Work to complete:
Write out every entry, unchanged. Skip any picture.
━━━━━ The data ━━━━━
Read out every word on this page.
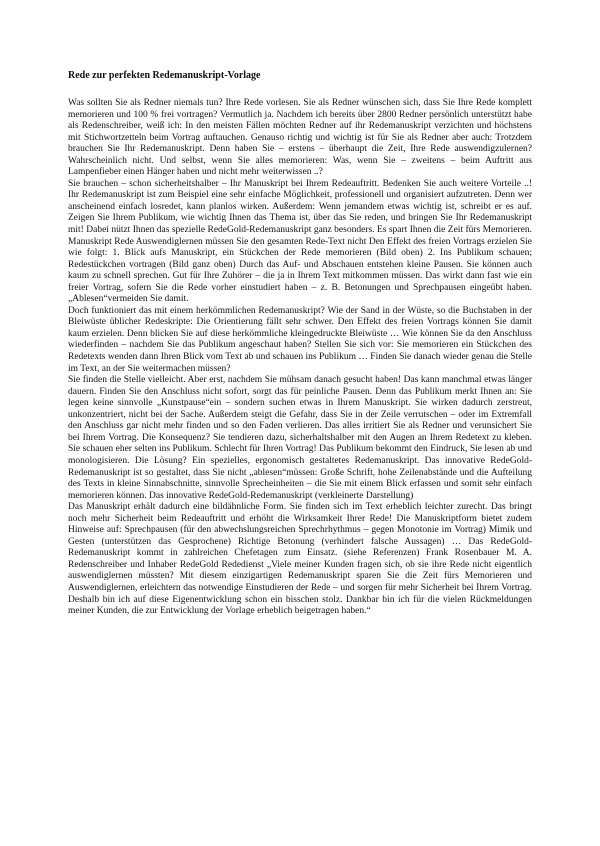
Rede zur perfekten Redemanuskript-Vorlage

Was sollten Sie als Redner niemals tun? Ihre Rede vorlesen. Sie als Redner wünschen sich, dass Sie Ihre Rede komplett memorieren und 100 % frei vortragen? Vermutlich ja. Nachdem ich bereits über 2800 Redner persönlich unterstützt habe als Redenschreiber, weiß ich: In den meisten Fällen möchten Redner auf ihr Redemanuskript verzichten und höchstens mit Stichwortzetteln beim Vortrag auftauchen. Genauso richtig und wichtig ist für Sie als Redner aber auch: Trotzdem brauchen Sie Ihr Redemanuskript. Denn haben Sie – erstens – überhaupt die Zeit, Ihre Rede auswendigzulernen? Wahrscheinlich nicht. Und selbst, wenn Sie alles memorieren: Was, wenn Sie – zweitens – beim Auftritt aus Lampenfieber einen Hänger haben und nicht mehr weiterwissen ..?

Sie brauchen – schon sicherheitshalber – Ihr Manuskript bei Ihrem Redeauftritt. Bedenken Sie auch weitere Vorteile ..! Ihr Redemanuskript ist zum Beispiel eine sehr einfache Möglichkeit, professionell und organisiert aufzutreten. Denn wer anscheinend einfach losredet, kann planlos wirken. Außerdem: Wenn jemandem etwas wichtig ist, schreibt er es auf. Zeigen Sie Ihrem Publikum, wie wichtig Ihnen das Thema ist, über das Sie reden, und bringen Sie Ihr Redemanuskript mit! Dabei nützt Ihnen das spezielle RedeGold-Redemanuskript ganz besonders. Es spart Ihnen die Zeit fürs Memorieren. Manuskript Rede Auswendiglernen müssen Sie den gesamten Rede-Text nicht Den Effekt des freien Vortrags erzielen Sie wie folgt: 1. Blick aufs Manuskript, ein Stückchen der Rede memorieren (Bild oben) 2. Ins Publikum schauen; Redestückchen vortragen (Bild ganz oben) Durch das Auf- und Abschauen entstehen kleine Pausen. Sie können auch kaum zu schnell sprechen. Gut für Ihre Zuhörer – die ja in Ihrem Text mitkommen müssen. Das wirkt dann fast wie ein freier Vortrag, sofern Sie die Rede vorher einstudiert haben – z. B. Betonungen und Sprechpausen eingeübt haben. „Ablesen“vermeiden Sie damit.

Doch funktioniert das mit einem herkömmlichen Redemanuskript? Wie der Sand in der Wüste, so die Buchstaben in der Bleiwüste üblicher Redeskripte: Die Orientierung fällt sehr schwer. Den Effekt des freien Vortrags können Sie damit kaum erzielen. Denn blicken Sie auf diese herkömmliche kleingedruckte Bleiwüste … Wie können Sie da den Anschluss wiederfinden – nachdem Sie das Publikum angeschaut haben? Stellen Sie sich vor: Sie memorieren ein Stückchen des Redetexts wenden dann Ihren Blick vom Text ab und schauen ins Publikum … Finden Sie danach wieder genau die Stelle im Text, an der Sie weitermachen müssen?

Sie finden die Stelle vielleicht. Aber erst, nachdem Sie mühsam danach gesucht haben! Das kann manchmal etwas länger dauern. Finden Sie den Anschluss nicht sofort, sorgt das für peinliche Pausen. Denn das Publikum merkt Ihnen an: Sie legen keine sinnvolle „Kunstpause“ein – sondern suchen etwas in Ihrem Manuskript. Sie wirken dadurch zerstreut, unkonzentriert, nicht bei der Sache. Außerdem steigt die Gefahr, dass Sie in der Zeile verrutschen – oder im Extremfall den Anschluss gar nicht mehr finden und so den Faden verlieren. Das alles irritiert Sie als Redner und verunsichert Sie bei Ihrem Vortrag. Die Konsequenz? Sie tendieren dazu, sicherhaltshalber mit den Augen an Ihrem Redetext zu kleben. Sie schauen eher selten ins Publikum. Schlecht für Ihren Vortrag! Das Publikum bekommt den Eindruck, Sie lesen ab und monologisieren. Die Lösung? Ein spezielles, ergonomisch gestaltetes Redemanuskript. Das innovative RedeGold-Redemanuskript ist so gestaltet, dass Sie nicht „ablesen“müssen: Große Schrift, hohe Zeilenabstände und die Aufteilung des Texts in kleine Sinnabschnitte, sinnvolle Sprecheinheiten – die Sie mit einem Blick erfassen und somit sehr einfach memorieren können. Das innovative RedeGold-Redemanuskript (verkleinerte Darstellung)

Das Manuskript erhält dadurch eine bildähnliche Form. Sie finden sich im Text erheblich leichter zurecht. Das bringt noch mehr Sicherheit beim Redeauftritt und erhöht die Wirksamkeit Ihrer Rede! Die Manuskriptform bietet zudem Hinweise auf: Sprechpausen (für den abwechslungsreichen Sprechrhythmus – gegen Monotonie im Vortrag) Mimik und Gesten (unterstützen das Gesprochene) Richtige Betonung (verhindert falsche Aussagen) … Das RedeGold-Redemanuskript kommt in zahlreichen Chefetagen zum Einsatz. (siehe Referenzen) Frank Rosenbauer M. A. Redenschreiber und Inhaber RedeGold Rededienst „Viele meiner Kunden fragen sich, ob sie ihre Rede nicht eigentlich auswendiglernen müssten? Mit diesem einzigartigen Redemanuskript sparen Sie die Zeit fürs Memorieren und Auswendiglernen, erleichtern das notwendige Einstudieren der Rede – und sorgen für mehr Sicherheit bei Ihrem Vortrag. Deshalb bin ich auf diese Eigenentwicklung schon ein bisschen stolz. Dankbar bin ich für die vielen Rückmeldungen meiner Kunden, die zur Entwicklung der Vorlage erheblich beigetragen haben.“
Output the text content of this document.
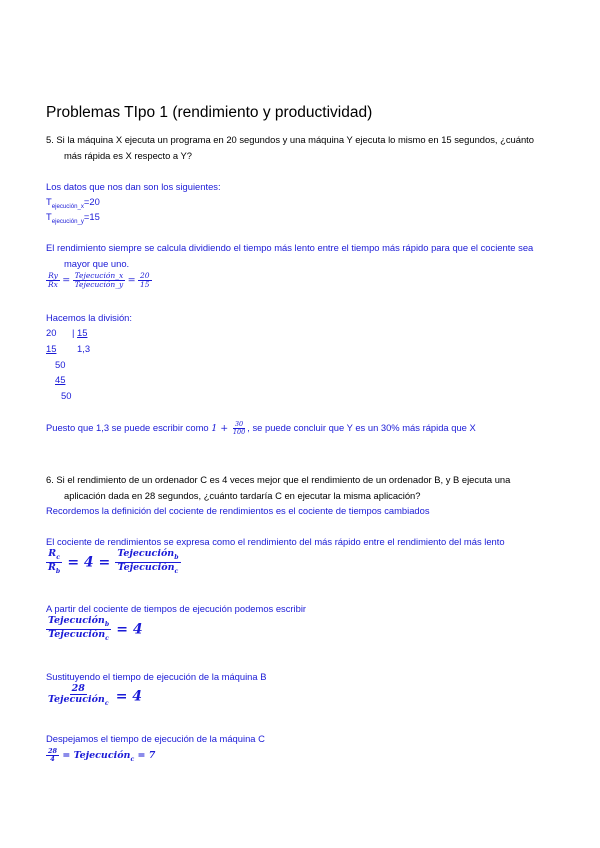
Problemas TIpo 1 (rendimiento y productividad)
5. Si la máquina X ejecuta un programa en 20 segundos y una máquina Y ejecuta lo mismo en 15 segundos, ¿cuánto
más rápida es X respecto a Y?
Los datos que nos dan son los siguientes:
$T_{ejecución\_x}=20$
$T_{ejecución\_y}=15$
El rendimiento siempre se calcula dividiendo el tiempo más lento entre el tiempo más rápido para que el cociente sea
mayor que uno.
$\frac{Ry}{Rx} = \frac{\text{Tejecución\_x}}{\text{Tejecución\_y}} = \frac{20}{15}$
Hacemos la división:
20 | 15
15 1,3
50
45
50
Puesto que 1,3 se puede escribir como $1 + \frac{30}{100}$ , se puede concluir que Y es un 30% más rápida que X
6. Si el rendimiento de un ordenador C es 4 veces mejor que el rendimiento de un ordenador B, y B ejecuta una
aplicación dada en 28 segundos, ¿cuánto tardaría C en ejecutar la misma aplicación?
Recordemos la definición del cociente de rendimientos es el cociente de tiempos cambiados
El cociente de rendimientos se expresa como el rendimiento del más rápido entre el rendimiento del más lento
$\frac{R_c}{R_b} = 4 = \frac{Tejecución_b}{Tejecución_c}$
A partir del cociente de tiempos de ejecución podemos escribir
$\frac{Tejecución_b}{Tejecución_c} = 4$
Sustituyendo el tiempo de ejecución de la máquina B
$\frac{28}{Tejecución_c} = 4$
Despejamos el tiempo de ejecución de la máquina C
$\frac{28}{4}$ = Tejecución$_c$ = 7
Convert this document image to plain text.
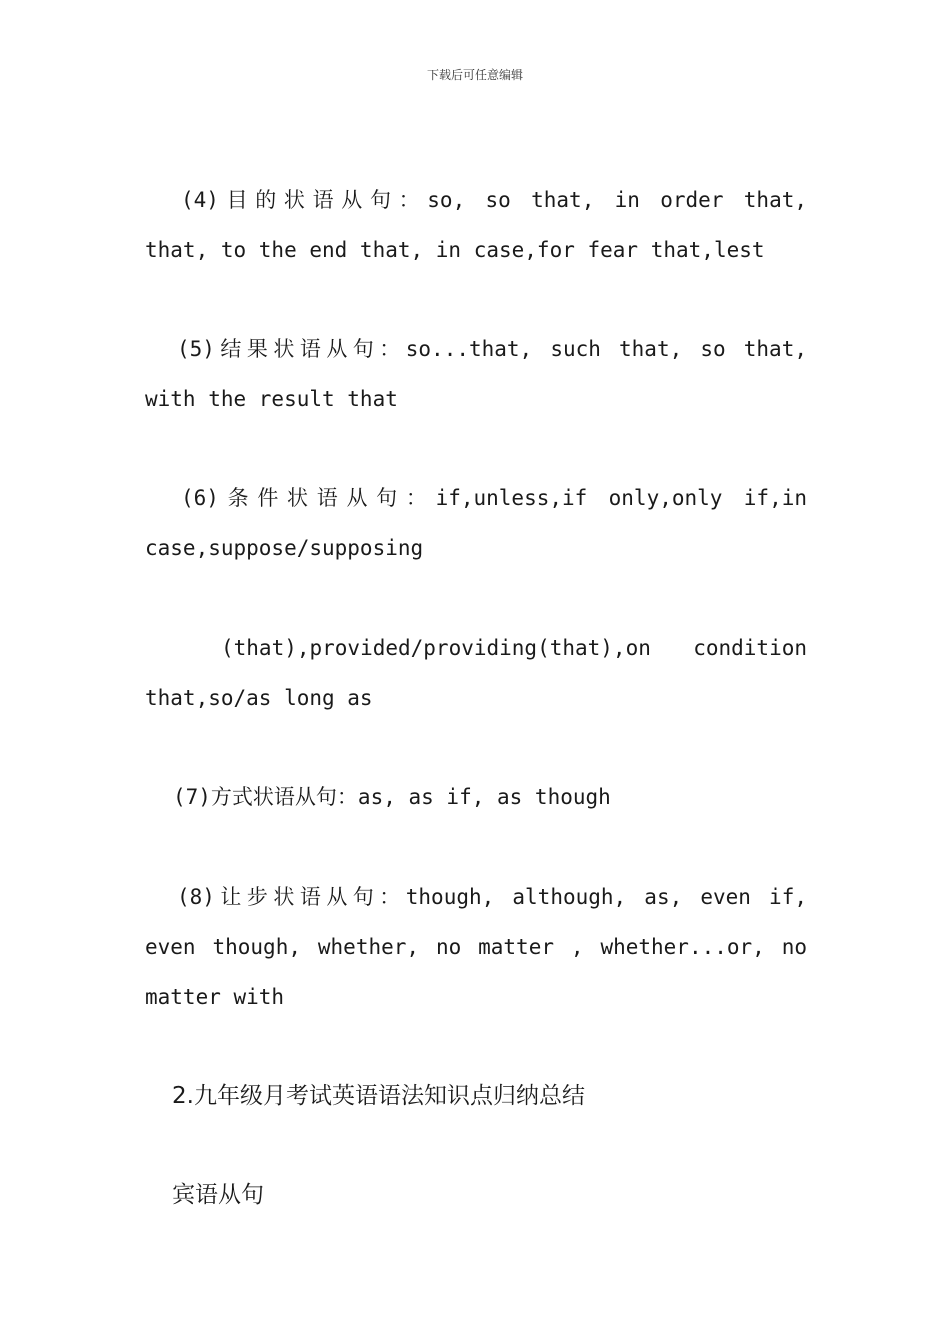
下载后可任意编辑
(4)目的状语从句：so, so that, in order that,
that, to the end that, in case,for fear that,lest
(5)结果状语从句：so...that, such that, so that,
with the result that
(6)条件状语从句：if,unless,if only,only if,in
case,suppose/supposing
(that),provided/providing(that),on condition
that,so/as long as
(7)方式状语从句：as, as if, as though
(8)让步状语从句：though, although, as, even if,
even though, whether, no matter , whether...or, no
matter with
2.九年级月考试英语语法知识点归纳总结
宾语从句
━━━━━
Exercise response:
Read out every word on this page.
Rede zur perfekten Redemanuskript-Vorlage

Was sollten Sie als Redner niemals tun? Ihre Rede vorlesen. Sie als Redner wünschen sich, dass Sie Ihre Rede komplett memorieren und 100 % frei vortragen? Vermutlich ja. Nachdem ich bereits über 2800 Redner persönlich unterstützt habe als Redenschreiber, weiß ich: In den meisten Fällen möchten Redner auf ihr Redemanuskript verzichten und höchstens mit Stichwortzetteln beim Vortrag auftauchen. Genauso richtig und wichtig ist für Sie als Redner aber auch: Trotzdem brauchen Sie Ihr Redemanuskript. Denn haben Sie – erstens – überhaupt die Zeit, Ihre Rede auswendigzulernen? Wahrscheinlich nicht. Und selbst, wenn Sie alles memorieren: Was, wenn Sie – zweitens – beim Auftritt aus Lampenfieber einen Hänger haben und nicht mehr weiterwissen ..?

Sie brauchen – schon sicherheitshalber – Ihr Manuskript bei Ihrem Redeauftritt. Bedenken Sie auch weitere Vorteile ..! Ihr Redemanuskript ist zum Beispiel eine sehr einfache Möglichkeit, professionell und organisiert aufzutreten. Denn wer anscheinend einfach losredet, kann planlos wirken. Außerdem: Wenn jemandem etwas wichtig ist, schreibt er es auf. Zeigen Sie Ihrem Publikum, wie wichtig Ihnen das Thema ist, über das Sie reden, und bringen Sie Ihr Redemanuskript mit! Dabei nützt Ihnen das spezielle RedeGold-Redemanuskript ganz besonders. Es spart Ihnen die Zeit fürs Memorieren. Manuskript Rede Auswendiglernen müssen Sie den gesamten Rede-Text nicht Den Effekt des freien Vortrags erzielen Sie wie folgt: 1. Blick aufs Manuskript, ein Stückchen der Rede memorieren (Bild oben) 2. Ins Publikum schauen; Redestückchen vortragen (Bild ganz oben) Durch das Auf- und Abschauen entstehen kleine Pausen. Sie können auch kaum zu schnell sprechen. Gut für Ihre Zuhörer – die ja in Ihrem Text mitkommen müssen. Das wirkt dann fast wie ein freier Vortrag, sofern Sie die Rede vorher einstudiert haben – z. B. Betonungen und Sprechpausen eingeübt haben. „Ablesen“vermeiden Sie damit.

Doch funktioniert das mit einem herkömmlichen Redemanuskript? Wie der Sand in der Wüste, so die Buchstaben in der Bleiwüste üblicher Redeskripte: Die Orientierung fällt sehr schwer. Den Effekt des freien Vortrags können Sie damit kaum erzielen. Denn blicken Sie auf diese herkömmliche kleingedruckte Bleiwüste … Wie können Sie da den Anschluss wiederfinden – nachdem Sie das Publikum angeschaut haben? Stellen Sie sich vor: Sie memorieren ein Stückchen des Redetexts wenden dann Ihren Blick vom Text ab und schauen ins Publikum … Finden Sie danach wieder genau die Stelle im Text, an der Sie weitermachen müssen?

Sie finden die Stelle vielleicht. Aber erst, nachdem Sie mühsam danach gesucht haben! Das kann manchmal etwas länger dauern. Finden Sie den Anschluss nicht sofort, sorgt das für peinliche Pausen. Denn das Publikum merkt Ihnen an: Sie legen keine sinnvolle „Kunstpause“ein – sondern suchen etwas in Ihrem Manuskript. Sie wirken dadurch zerstreut, unkonzentriert, nicht bei der Sache. Außerdem steigt die Gefahr, dass Sie in der Zeile verrutschen – oder im Extremfall den Anschluss gar nicht mehr finden und so den Faden verlieren. Das alles irritiert Sie als Redner und verunsichert Sie bei Ihrem Vortrag. Die Konsequenz? Sie tendieren dazu, sicherhaltshalber mit den Augen an Ihrem Redetext zu kleben. Sie schauen eher selten ins Publikum. Schlecht für Ihren Vortrag! Das Publikum bekommt den Eindruck, Sie lesen ab und monologisieren. Die Lösung? Ein spezielles, ergonomisch gestaltetes Redemanuskript. Das innovative RedeGold-Redemanuskript ist so gestaltet, dass Sie nicht „ablesen“müssen: Große Schrift, hohe Zeilenabstände und die Aufteilung des Texts in kleine Sinnabschnitte, sinnvolle Sprecheinheiten – die Sie mit einem Blick erfassen und somit sehr einfach memorieren können. Das innovative RedeGold-Redemanuskript (verkleinerte Darstellung)

Das Manuskript erhält dadurch eine bildähnliche Form. Sie finden sich im Text erheblich leichter zurecht. Das bringt noch mehr Sicherheit beim Redeauftritt und erhöht die Wirksamkeit Ihrer Rede! Die Manuskriptform bietet zudem Hinweise auf: Sprechpausen (für den abwechslungsreichen Sprechrhythmus – gegen Monotonie im Vortrag) Mimik und Gesten (unterstützen das Gesprochene) Richtige Betonung (verhindert falsche Aussagen) … Das RedeGold-Redemanuskript kommt in zahlreichen Chefetagen zum Einsatz. (siehe Referenzen) Frank Rosenbauer M. A. Redenschreiber und Inhaber RedeGold Rededienst „Viele meiner Kunden fragen sich, ob sie ihre Rede nicht eigentlich auswendiglernen müssten? Mit diesem einzigartigen Redemanuskript sparen Sie die Zeit fürs Memorieren und Auswendiglernen, erleichtern das notwendige Einstudieren der Rede – und sorgen für mehr Sicherheit bei Ihrem Vortrag. Deshalb bin ich auf diese Eigenentwicklung schon ein bisschen stolz. Dankbar bin ich für die vielen Rückmeldungen meiner Kunden, die zur Entwicklung der Vorlage erheblich beigetragen haben.“
Output the text content of this document.
Problemas TIpo 1 (rendimiento y productividad)
5. Si la máquina X ejecuta un programa en 20 segundos y una máquina Y ejecuta lo mismo en 15 segundos, ¿cuánto
más rápida es X respecto a Y?
Los datos que nos dan son los siguientes:
$T_{ejecución\_x}=20$
$T_{ejecución\_y}=15$
El rendimiento siempre se calcula dividiendo el tiempo más lento entre el tiempo más rápido para que el cociente sea
mayor que uno.
$\frac{Ry}{Rx} = \frac{\text{Tejecución\_x}}{\text{Tejecución\_y}} = \frac{20}{15}$
Hacemos la división:
20 | 15
15 1,3
50
45
50
Puesto que 1,3 se puede escribir como $1 + \frac{30}{100}$ , se puede concluir que Y es un 30% más rápida que X
6. Si el rendimiento de un ordenador C es 4 veces mejor que el rendimiento de un ordenador B, y B ejecuta una
aplicación dada en 28 segundos, ¿cuánto tardaría C en ejecutar la misma aplicación?
Recordemos la definición del cociente de rendimientos es el cociente de tiempos cambiados
El cociente de rendimientos se expresa como el rendimiento del más rápido entre el rendimiento del más lento
$\frac{R_c}{R_b} = 4 = \frac{Tejecución_b}{Tejecución_c}$
A partir del cociente de tiempos de ejecución podemos escribir
$\frac{Tejecución_b}{Tejecución_c} = 4$
Sustituyendo el tiempo de ejecución de la máquina B
$\frac{28}{Tejecución_c} = 4$
Despejamos el tiempo de ejecución de la máquina C
$\frac{28}{4}$ = Tejecución$_c$ = 7
Convert this document image to plain text.
下载后可任意编辑
(4)目的状语从句：so, so that, in order that,
that, to the end that, in case,for fear that,lest
(5)结果状语从句：so...that, such that, so that,
with the result that
(6)条件状语从句：if,unless,if only,only if,in
case,suppose/supposing
(that),provided/providing(that),on condition
that,so/as long as
(7)方式状语从句：as, as if, as though
(8)让步状语从句：though, although, as, even if,
even though, whether, no matter , whether...or, no
matter with
2.九年级月考试英语语法知识点归纳总结
宾语从句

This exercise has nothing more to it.